Items listed in a dataset:

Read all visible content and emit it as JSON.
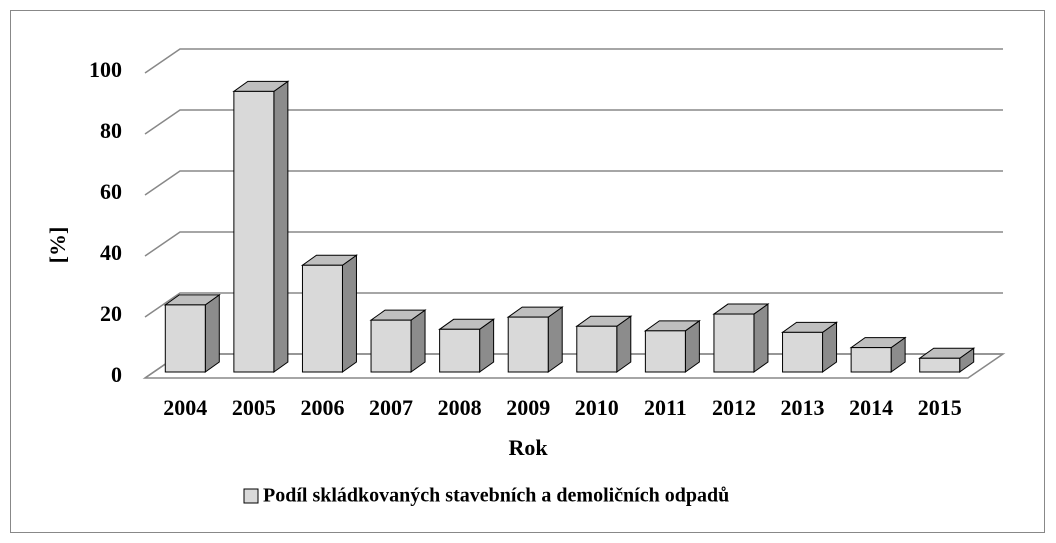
{
  "chart_data": {
    "type": "bar3d",
    "categories": [
      "2004",
      "2005",
      "2006",
      "2007",
      "2008",
      "2009",
      "2010",
      "2011",
      "2012",
      "2013",
      "2014",
      "2015"
    ],
    "series": [
      {
        "name": "Podíl skládkovaných stavebních a demoličních odpadů",
        "color": "#d9d9d9",
        "values": [
          22,
          92,
          35,
          17,
          14,
          18,
          15,
          13.5,
          19,
          13,
          8,
          4.5
        ]
      }
    ],
    "ylim": [
      0,
      100
    ],
    "yticks": [
      0,
      20,
      40,
      60,
      80,
      100
    ],
    "x_label": "Rok",
    "y_label": "[%]",
    "grid": true,
    "legend": "bottom"
  }
}
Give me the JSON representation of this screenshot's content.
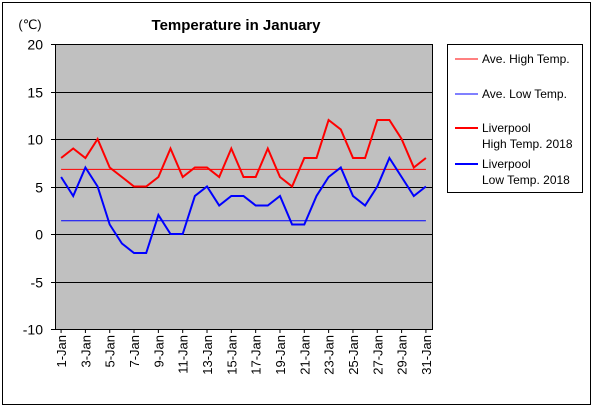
{
  "chart_data": {
    "type": "line",
    "title": "Temperature in January",
    "unit": "(℃)",
    "ylim": [
      -10,
      20
    ],
    "y_ticks": [
      -10,
      -5,
      0,
      5,
      10,
      15,
      20
    ],
    "grid": true,
    "legend_position": "right",
    "x": [
      "1-Jan",
      "2-Jan",
      "3-Jan",
      "4-Jan",
      "5-Jan",
      "6-Jan",
      "7-Jan",
      "8-Jan",
      "9-Jan",
      "10-Jan",
      "11-Jan",
      "12-Jan",
      "13-Jan",
      "14-Jan",
      "15-Jan",
      "16-Jan",
      "17-Jan",
      "18-Jan",
      "19-Jan",
      "20-Jan",
      "21-Jan",
      "22-Jan",
      "23-Jan",
      "24-Jan",
      "25-Jan",
      "26-Jan",
      "27-Jan",
      "28-Jan",
      "29-Jan",
      "30-Jan",
      "31-Jan"
    ],
    "x_tick_labels": [
      "1-Jan",
      "3-Jan",
      "5-Jan",
      "7-Jan",
      "9-Jan",
      "11-Jan",
      "13-Jan",
      "15-Jan",
      "17-Jan",
      "19-Jan",
      "21-Jan",
      "23-Jan",
      "25-Jan",
      "27-Jan",
      "29-Jan",
      "31-Jan"
    ],
    "series": [
      {
        "name": "Ave. High Temp.",
        "color": "#ff0000",
        "style": "thin",
        "values": [
          6.8,
          6.8,
          6.8,
          6.8,
          6.8,
          6.8,
          6.8,
          6.8,
          6.8,
          6.8,
          6.8,
          6.8,
          6.8,
          6.8,
          6.8,
          6.8,
          6.8,
          6.8,
          6.8,
          6.8,
          6.8,
          6.8,
          6.8,
          6.8,
          6.8,
          6.8,
          6.8,
          6.8,
          6.8,
          6.8,
          6.8
        ]
      },
      {
        "name": "Ave. Low Temp.",
        "color": "#0000ff",
        "style": "thin",
        "values": [
          1.4,
          1.4,
          1.4,
          1.4,
          1.4,
          1.4,
          1.4,
          1.4,
          1.4,
          1.4,
          1.4,
          1.4,
          1.4,
          1.4,
          1.4,
          1.4,
          1.4,
          1.4,
          1.4,
          1.4,
          1.4,
          1.4,
          1.4,
          1.4,
          1.4,
          1.4,
          1.4,
          1.4,
          1.4,
          1.4,
          1.4
        ]
      },
      {
        "name": "Liverpool High Temp. 2018",
        "name_lines": [
          "Liverpool",
          "High Temp. 2018"
        ],
        "color": "#ff0000",
        "style": "thick",
        "values": [
          8,
          9,
          8,
          10,
          7,
          6,
          5,
          5,
          6,
          9,
          6,
          7,
          7,
          6,
          9,
          6,
          6,
          9,
          6,
          5,
          8,
          8,
          12,
          11,
          8,
          8,
          12,
          12,
          10,
          7,
          8
        ]
      },
      {
        "name": "Liverpool Low Temp. 2018",
        "name_lines": [
          "Liverpool",
          "Low Temp. 2018"
        ],
        "color": "#0000ff",
        "style": "thick",
        "values": [
          6,
          4,
          7,
          5,
          1,
          -1,
          -2,
          -2,
          2,
          0,
          0,
          4,
          5,
          3,
          4,
          4,
          3,
          3,
          4,
          1,
          1,
          4,
          6,
          7,
          4,
          3,
          5,
          8,
          6,
          4,
          5
        ]
      }
    ]
  }
}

* EXERCISE PROMPT
Repeat the full listing above exactly, with no pictures in the copy.

* WRITTEN SOLUTION
Read all visible content and emit it as JSON.
{
  "chart_data": {
    "type": "bar3d",
    "categories": [
      "2004",
      "2005",
      "2006",
      "2007",
      "2008",
      "2009",
      "2010",
      "2011",
      "2012",
      "2013",
      "2014",
      "2015"
    ],
    "series": [
      {
        "name": "Podíl skládkovaných stavebních a demoličních odpadů",
        "color": "#d9d9d9",
        "values": [
          22,
          92,
          35,
          17,
          14,
          18,
          15,
          13.5,
          19,
          13,
          8,
          4.5
        ]
      }
    ],
    "ylim": [
      0,
      100
    ],
    "yticks": [
      0,
      20,
      40,
      60,
      80,
      100
    ],
    "x_label": "Rok",
    "y_label": "[%]",
    "grid": true,
    "legend": "bottom"
  }
}
Give me the JSON representation of this screenshot's content.
{
  "chart_data": {
    "type": "line",
    "title": "Temperature in January",
    "unit": "(℃)",
    "ylim": [
      -10,
      20
    ],
    "y_ticks": [
      -10,
      -5,
      0,
      5,
      10,
      15,
      20
    ],
    "grid": true,
    "legend_position": "right",
    "x": [
      "1-Jan",
      "2-Jan",
      "3-Jan",
      "4-Jan",
      "5-Jan",
      "6-Jan",
      "7-Jan",
      "8-Jan",
      "9-Jan",
      "10-Jan",
      "11-Jan",
      "12-Jan",
      "13-Jan",
      "14-Jan",
      "15-Jan",
      "16-Jan",
      "17-Jan",
      "18-Jan",
      "19-Jan",
      "20-Jan",
      "21-Jan",
      "22-Jan",
      "23-Jan",
      "24-Jan",
      "25-Jan",
      "26-Jan",
      "27-Jan",
      "28-Jan",
      "29-Jan",
      "30-Jan",
      "31-Jan"
    ],
    "x_tick_labels": [
      "1-Jan",
      "3-Jan",
      "5-Jan",
      "7-Jan",
      "9-Jan",
      "11-Jan",
      "13-Jan",
      "15-Jan",
      "17-Jan",
      "19-Jan",
      "21-Jan",
      "23-Jan",
      "25-Jan",
      "27-Jan",
      "29-Jan",
      "31-Jan"
    ],
    "series": [
      {
        "name": "Ave. High Temp.",
        "color": "#ff0000",
        "style": "thin",
        "values": [
          6.8,
          6.8,
          6.8,
          6.8,
          6.8,
          6.8,
          6.8,
          6.8,
          6.8,
          6.8,
          6.8,
          6.8,
          6.8,
          6.8,
          6.8,
          6.8,
          6.8,
          6.8,
          6.8,
          6.8,
          6.8,
          6.8,
          6.8,
          6.8,
          6.8,
          6.8,
          6.8,
          6.8,
          6.8,
          6.8,
          6.8
        ]
      },
      {
        "name": "Ave. Low Temp.",
        "color": "#0000ff",
        "style": "thin",
        "values": [
          1.4,
          1.4,
          1.4,
          1.4,
          1.4,
          1.4,
          1.4,
          1.4,
          1.4,
          1.4,
          1.4,
          1.4,
          1.4,
          1.4,
          1.4,
          1.4,
          1.4,
          1.4,
          1.4,
          1.4,
          1.4,
          1.4,
          1.4,
          1.4,
          1.4,
          1.4,
          1.4,
          1.4,
          1.4,
          1.4,
          1.4
        ]
      },
      {
        "name": "Liverpool High Temp. 2018",
        "name_lines": [
          "Liverpool",
          "High Temp. 2018"
        ],
        "color": "#ff0000",
        "style": "thick",
        "values": [
          8,
          9,
          8,
          10,
          7,
          6,
          5,
          5,
          6,
          9,
          6,
          7,
          7,
          6,
          9,
          6,
          6,
          9,
          6,
          5,
          8,
          8,
          12,
          11,
          8,
          8,
          12,
          12,
          10,
          7,
          8
        ]
      },
      {
        "name": "Liverpool Low Temp. 2018",
        "name_lines": [
          "Liverpool",
          "Low Temp. 2018"
        ],
        "color": "#0000ff",
        "style": "thick",
        "values": [
          6,
          4,
          7,
          5,
          1,
          -1,
          -2,
          -2,
          2,
          0,
          0,
          4,
          5,
          3,
          4,
          4,
          3,
          3,
          4,
          1,
          1,
          4,
          6,
          7,
          4,
          3,
          5,
          8,
          6,
          4,
          5
        ]
      }
    ]
  }
}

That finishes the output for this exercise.